Data listing
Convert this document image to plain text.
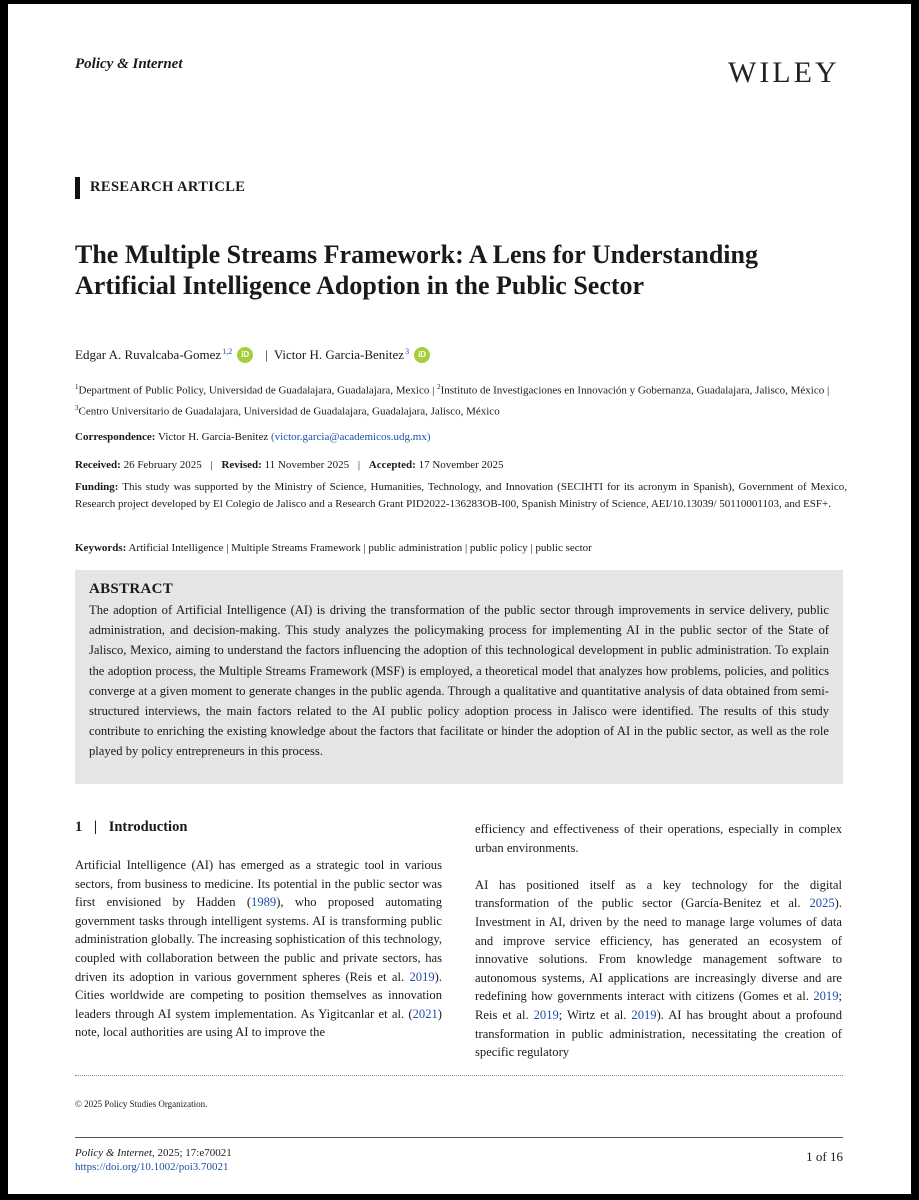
Policy & Internet	WILEY
RESEARCH ARTICLE
The Multiple Streams Framework: A Lens for Understanding Artificial Intelligence Adoption in the Public Sector
Edgar A. Ruvalcaba-Gomez$^{1,2}$	iD	| Victor H. Garcia-Benitez$^3$	iD
$^1$Department of Public Policy, Universidad de Guadalajara, Guadalajara, Mexico | $^2$Instituto de Investigaciones en Innovación y Gobernanza, Guadalajara, Jalisco, México | $^3$Centro Universitario de Guadalajara, Universidad de Guadalajara, Guadalajara, Jalisco, México
Correspondence: Victor H. Garcia-Benitez (victor.garcia@academicos.udg.mx)
Received: 26 February 2025 | Revised: 11 November 2025 | Accepted: 17 November 2025
Funding: This study was supported by the Ministry of Science, Humanities, Technology, and Innovation (SECIHTI for its acronym in Spanish), Government of Mexico, Research project developed by El Colegio de Jalisco and a Research Grant PID2022-136283OB-I00, Spanish Ministry of Science, AEI/10.13039/ 50110001103, and ESF+.
Keywords: Artificial Intelligence | Multiple Streams Framework | public administration | public policy | public sector
ABSTRACT
The adoption of Artificial Intelligence (AI) is driving the transformation of the public sector through improvements in service delivery, public administration, and decision-making. This study analyzes the policymaking process for implementing AI in the public sector of the State of Jalisco, Mexico, aiming to understand the factors influencing the adoption of this technological development in public administration. To explain the adoption process, the Multiple Streams Framework (MSF) is employed, a theoretical model that analyzes how problems, policies, and politics converge at a given moment to generate changes in the public agenda. Through a qualitative and quantitative analysis of data obtained from semi-structured interviews, the main factors related to the AI public policy adoption process in Jalisco were identified. The results of this study contribute to enriching the existing knowledge about the factors that facilitate or hinder the adoption of AI in the public sector, as well as the role played by policy entrepreneurs in this process.
1 | Introduction

Artificial Intelligence (AI) has emerged as a strategic tool in various sectors, from business to medicine. Its potential in the public sector was first envisioned by Hadden (1989), who proposed automating government tasks through intelligent systems. AI is transforming public administration globally. The increasing sophistication of this technology, coupled with collaboration between the public and private sectors, has driven its adoption in various government spheres (Reis et al. 2019). Cities worldwide are competing to position themselves as innovation leaders through AI system implementation. As Yigitcanlar et al. (2021) note, local authorities are using AI to improve the

efficiency and effectiveness of their operations, especially in complex urban environments.

AI has positioned itself as a key technology for the digital transformation of the public sector (García-Benitez et al. 2025). Investment in AI, driven by the need to manage large volumes of data and improve service efficiency, has generated an ecosystem of innovative solutions. From knowledge management software to autonomous systems, AI applications are increasingly diverse and are redefining how governments interact with citizens (Gomes et al. 2019; Reis et al. 2019; Wirtz et al. 2019). AI has brought about a profound transformation in public administration, necessitating the creation of specific regulatory

© 2025 Policy Studies Organization.
Policy & Internet, 2025; 17:e70021
https://doi.org/10.1002/poi3.70021
1 of 16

:: Problem requirements ::
Reproduce all entries without any change, and omit the pictures.

:: Task answer ::
Convert this document image to plain text.
Policy & Internet	WILEY
RESEARCH ARTICLE
The Multiple Streams Framework: A Lens for Understanding Artificial Intelligence Adoption in the Public Sector
Edgar A. Ruvalcaba-Gomez$^{1,2}$	iD	| Victor H. Garcia-Benitez$^3$	iD
$^1$Department of Public Policy, Universidad de Guadalajara, Guadalajara, Mexico | $^2$Instituto de Investigaciones en Innovación y Gobernanza, Guadalajara, Jalisco, México | $^3$Centro Universitario de Guadalajara, Universidad de Guadalajara, Guadalajara, Jalisco, México
Correspondence: Victor H. Garcia-Benitez (victor.garcia@academicos.udg.mx)
Received: 26 February 2025 | Revised: 11 November 2025 | Accepted: 17 November 2025
Funding: This study was supported by the Ministry of Science, Humanities, Technology, and Innovation (SECIHTI for its acronym in Spanish), Government of Mexico, Research project developed by El Colegio de Jalisco and a Research Grant PID2022-136283OB-I00, Spanish Ministry of Science, AEI/10.13039/ 50110001103, and ESF+.
Keywords: Artificial Intelligence | Multiple Streams Framework | public administration | public policy | public sector
ABSTRACT
The adoption of Artificial Intelligence (AI) is driving the transformation of the public sector through improvements in service delivery, public administration, and decision-making. This study analyzes the policymaking process for implementing AI in the public sector of the State of Jalisco, Mexico, aiming to understand the factors influencing the adoption of this technological development in public administration. To explain the adoption process, the Multiple Streams Framework (MSF) is employed, a theoretical model that analyzes how problems, policies, and politics converge at a given moment to generate changes in the public agenda. Through a qualitative and quantitative analysis of data obtained from semi-structured interviews, the main factors related to the AI public policy adoption process in Jalisco were identified. The results of this study contribute to enriching the existing knowledge about the factors that facilitate or hinder the adoption of AI in the public sector, as well as the role played by policy entrepreneurs in this process.
1 | Introduction

Artificial Intelligence (AI) has emerged as a strategic tool in various sectors, from business to medicine. Its potential in the public sector was first envisioned by Hadden (1989), who proposed automating government tasks through intelligent systems. AI is transforming public administration globally. The increasing sophistication of this technology, coupled with collaboration between the public and private sectors, has driven its adoption in various government spheres (Reis et al. 2019). Cities worldwide are competing to position themselves as innovation leaders through AI system implementation. As Yigitcanlar et al. (2021) note, local authorities are using AI to improve the

efficiency and effectiveness of their operations, especially in complex urban environments.

AI has positioned itself as a key technology for the digital transformation of the public sector (García-Benitez et al. 2025). Investment in AI, driven by the need to manage large volumes of data and improve service efficiency, has generated an ecosystem of innovative solutions. From knowledge management software to autonomous systems, AI applications are increasingly diverse and are redefining how governments interact with citizens (Gomes et al. 2019; Reis et al. 2019; Wirtz et al. 2019). AI has brought about a profound transformation in public administration, necessitating the creation of specific regulatory

© 2025 Policy Studies Organization.
Policy & Internet, 2025; 17:e70021
https://doi.org/10.1002/poi3.70021
1 of 16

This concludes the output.